▶ [WORK INSTRUCTIONS] Search the records below for the word "REGON". Pull out each line that has it.

▶ [Recorded data]
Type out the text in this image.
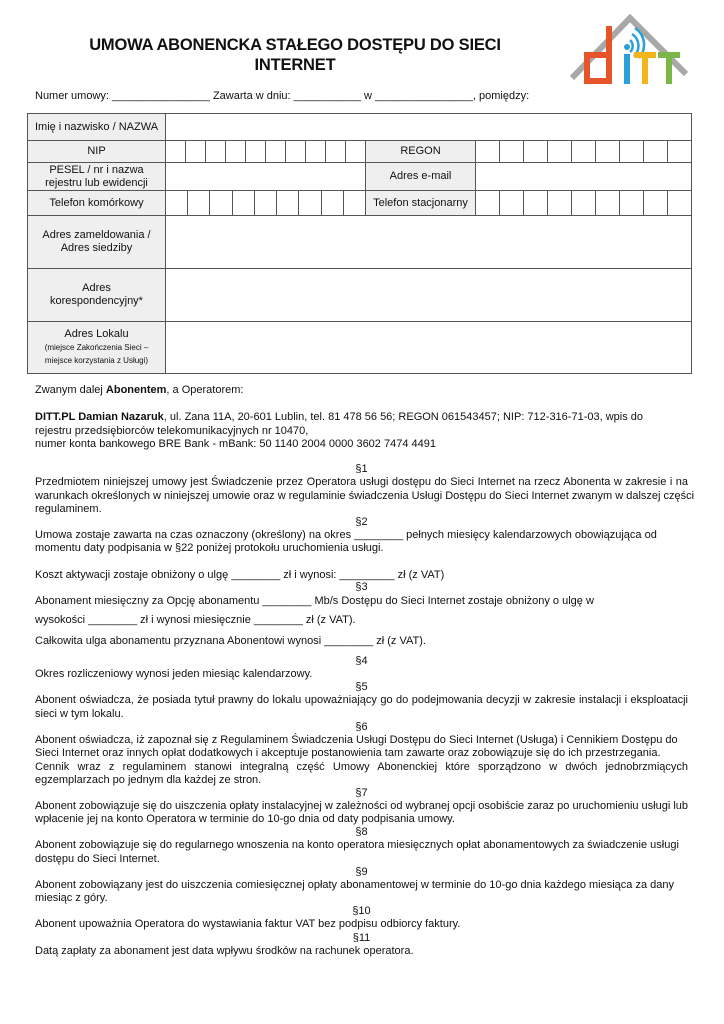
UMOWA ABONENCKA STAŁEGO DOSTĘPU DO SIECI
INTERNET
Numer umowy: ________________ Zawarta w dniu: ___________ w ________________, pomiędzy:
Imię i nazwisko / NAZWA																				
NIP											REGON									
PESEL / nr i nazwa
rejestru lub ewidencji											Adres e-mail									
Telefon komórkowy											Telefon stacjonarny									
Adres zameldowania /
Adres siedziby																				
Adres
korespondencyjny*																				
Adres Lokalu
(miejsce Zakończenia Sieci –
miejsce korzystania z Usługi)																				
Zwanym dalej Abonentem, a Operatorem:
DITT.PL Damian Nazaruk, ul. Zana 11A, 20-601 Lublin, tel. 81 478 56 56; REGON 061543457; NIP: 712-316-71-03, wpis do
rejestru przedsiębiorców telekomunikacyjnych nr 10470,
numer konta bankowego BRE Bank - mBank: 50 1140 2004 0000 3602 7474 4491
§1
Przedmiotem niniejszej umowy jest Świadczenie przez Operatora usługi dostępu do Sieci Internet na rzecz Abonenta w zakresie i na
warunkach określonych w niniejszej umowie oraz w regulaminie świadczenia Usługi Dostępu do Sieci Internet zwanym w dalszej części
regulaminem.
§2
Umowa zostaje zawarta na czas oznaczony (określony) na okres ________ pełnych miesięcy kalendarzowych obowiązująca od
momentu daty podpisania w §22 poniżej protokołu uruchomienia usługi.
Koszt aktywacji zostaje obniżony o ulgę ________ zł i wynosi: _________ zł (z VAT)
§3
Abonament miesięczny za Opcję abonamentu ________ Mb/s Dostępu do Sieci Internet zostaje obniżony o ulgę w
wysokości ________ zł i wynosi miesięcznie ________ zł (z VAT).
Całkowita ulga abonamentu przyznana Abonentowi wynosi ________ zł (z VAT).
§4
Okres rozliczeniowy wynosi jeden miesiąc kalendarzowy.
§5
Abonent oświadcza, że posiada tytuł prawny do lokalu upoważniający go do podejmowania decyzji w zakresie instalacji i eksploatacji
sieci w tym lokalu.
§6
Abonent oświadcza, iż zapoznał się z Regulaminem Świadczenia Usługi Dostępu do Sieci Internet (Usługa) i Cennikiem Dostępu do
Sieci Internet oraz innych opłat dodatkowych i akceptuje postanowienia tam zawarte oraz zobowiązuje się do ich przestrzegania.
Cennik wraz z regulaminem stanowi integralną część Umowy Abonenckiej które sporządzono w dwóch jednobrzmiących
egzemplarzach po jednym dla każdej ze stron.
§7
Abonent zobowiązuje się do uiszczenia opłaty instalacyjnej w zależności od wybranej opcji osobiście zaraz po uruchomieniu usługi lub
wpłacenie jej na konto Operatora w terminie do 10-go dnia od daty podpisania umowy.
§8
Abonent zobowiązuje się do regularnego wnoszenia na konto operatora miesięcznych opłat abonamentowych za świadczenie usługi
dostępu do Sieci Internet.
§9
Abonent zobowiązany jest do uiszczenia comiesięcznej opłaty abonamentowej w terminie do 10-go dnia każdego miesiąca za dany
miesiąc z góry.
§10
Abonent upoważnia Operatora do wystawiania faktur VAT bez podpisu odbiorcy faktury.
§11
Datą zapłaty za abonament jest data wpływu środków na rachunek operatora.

▶ [THE OUTPUT]
NIP											REGON									
DITT.PL Damian Nazaruk, ul. Zana 11A, 20-601 Lublin, tel. 81 478 56 56; REGON 061543457; NIP: 712-316-71-03, wpis do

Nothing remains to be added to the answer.